_INSTRUCTIONS FOR THE TASK_. Keep only those lines of the records that include the string "оплатой".

_EXTRACTED ENTRIES_.
==========

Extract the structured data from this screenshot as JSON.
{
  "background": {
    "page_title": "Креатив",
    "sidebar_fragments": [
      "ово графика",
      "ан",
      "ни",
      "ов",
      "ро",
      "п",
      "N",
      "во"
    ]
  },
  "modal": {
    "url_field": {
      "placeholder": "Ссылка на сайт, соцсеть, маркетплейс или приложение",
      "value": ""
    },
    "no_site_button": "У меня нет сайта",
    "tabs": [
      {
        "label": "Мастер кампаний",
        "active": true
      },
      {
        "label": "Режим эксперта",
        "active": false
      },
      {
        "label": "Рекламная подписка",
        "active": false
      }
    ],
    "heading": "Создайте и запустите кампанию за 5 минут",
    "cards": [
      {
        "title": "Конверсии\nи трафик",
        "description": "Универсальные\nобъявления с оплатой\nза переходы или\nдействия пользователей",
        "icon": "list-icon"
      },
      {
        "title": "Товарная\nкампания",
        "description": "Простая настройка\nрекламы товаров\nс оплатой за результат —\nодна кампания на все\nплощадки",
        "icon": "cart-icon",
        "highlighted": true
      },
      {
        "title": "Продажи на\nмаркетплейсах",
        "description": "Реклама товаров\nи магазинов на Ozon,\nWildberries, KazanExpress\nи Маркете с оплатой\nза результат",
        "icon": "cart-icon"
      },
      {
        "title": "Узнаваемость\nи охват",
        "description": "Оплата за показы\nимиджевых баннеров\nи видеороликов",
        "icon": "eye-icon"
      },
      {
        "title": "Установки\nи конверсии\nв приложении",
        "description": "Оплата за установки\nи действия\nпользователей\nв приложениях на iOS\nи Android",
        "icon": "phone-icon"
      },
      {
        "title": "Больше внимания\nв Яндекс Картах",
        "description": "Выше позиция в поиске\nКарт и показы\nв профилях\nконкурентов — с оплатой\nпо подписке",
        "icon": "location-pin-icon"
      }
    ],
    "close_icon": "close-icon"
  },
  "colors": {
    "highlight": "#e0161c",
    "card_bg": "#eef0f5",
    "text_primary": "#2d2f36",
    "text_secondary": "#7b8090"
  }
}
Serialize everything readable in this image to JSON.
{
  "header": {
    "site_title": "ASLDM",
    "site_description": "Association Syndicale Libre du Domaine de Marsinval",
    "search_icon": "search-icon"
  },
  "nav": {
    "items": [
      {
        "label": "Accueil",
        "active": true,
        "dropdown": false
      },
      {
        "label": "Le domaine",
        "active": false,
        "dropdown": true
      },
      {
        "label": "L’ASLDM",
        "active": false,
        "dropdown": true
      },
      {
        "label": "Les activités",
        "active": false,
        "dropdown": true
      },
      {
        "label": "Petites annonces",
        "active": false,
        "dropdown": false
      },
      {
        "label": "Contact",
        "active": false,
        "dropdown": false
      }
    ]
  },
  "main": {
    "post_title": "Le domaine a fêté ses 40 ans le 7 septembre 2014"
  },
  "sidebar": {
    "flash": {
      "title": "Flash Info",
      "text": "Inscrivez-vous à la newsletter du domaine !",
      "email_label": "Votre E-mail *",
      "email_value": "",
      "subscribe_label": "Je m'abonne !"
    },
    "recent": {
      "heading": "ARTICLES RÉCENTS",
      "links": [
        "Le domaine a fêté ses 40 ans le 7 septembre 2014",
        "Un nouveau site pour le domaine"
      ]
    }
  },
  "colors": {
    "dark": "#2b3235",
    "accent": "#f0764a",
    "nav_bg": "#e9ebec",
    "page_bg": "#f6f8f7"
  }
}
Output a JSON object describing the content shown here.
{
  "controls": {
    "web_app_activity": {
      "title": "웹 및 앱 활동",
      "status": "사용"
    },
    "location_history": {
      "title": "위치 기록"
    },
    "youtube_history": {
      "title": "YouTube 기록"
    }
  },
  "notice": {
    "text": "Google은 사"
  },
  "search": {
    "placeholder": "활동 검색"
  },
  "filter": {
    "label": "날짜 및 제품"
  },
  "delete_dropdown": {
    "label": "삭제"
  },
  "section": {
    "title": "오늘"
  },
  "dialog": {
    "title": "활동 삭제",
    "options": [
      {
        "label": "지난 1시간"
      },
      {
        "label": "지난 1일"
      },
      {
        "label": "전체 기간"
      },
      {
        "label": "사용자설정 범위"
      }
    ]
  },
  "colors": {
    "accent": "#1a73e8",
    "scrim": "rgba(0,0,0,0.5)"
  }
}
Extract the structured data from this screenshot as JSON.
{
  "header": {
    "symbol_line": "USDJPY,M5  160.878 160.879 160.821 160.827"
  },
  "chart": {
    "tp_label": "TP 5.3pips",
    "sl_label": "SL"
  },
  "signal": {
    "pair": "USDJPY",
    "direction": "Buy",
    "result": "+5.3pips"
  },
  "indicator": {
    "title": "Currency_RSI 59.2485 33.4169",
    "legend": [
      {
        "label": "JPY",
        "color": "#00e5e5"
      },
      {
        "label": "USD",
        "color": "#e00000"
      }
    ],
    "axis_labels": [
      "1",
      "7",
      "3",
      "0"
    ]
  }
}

==========

_REPLY_.
        "description": "Универсальные\nобъявления с оплатой\nза переходы или\nдействия пользователей",
        "description": "Простая настройка\nрекламы товаров\nс оплатой за результат —\nодна кампания на все\nплощадки",
        "description": "Реклама товаров\nи магазинов на Ozon,\nWildberries, KazanExpress\nи Маркете с оплатой\nза результат",
        "description": "Выше позиция в поиске\nКарт и показы\nв профилях\nконкурентов — с оплатой\nпо подписке",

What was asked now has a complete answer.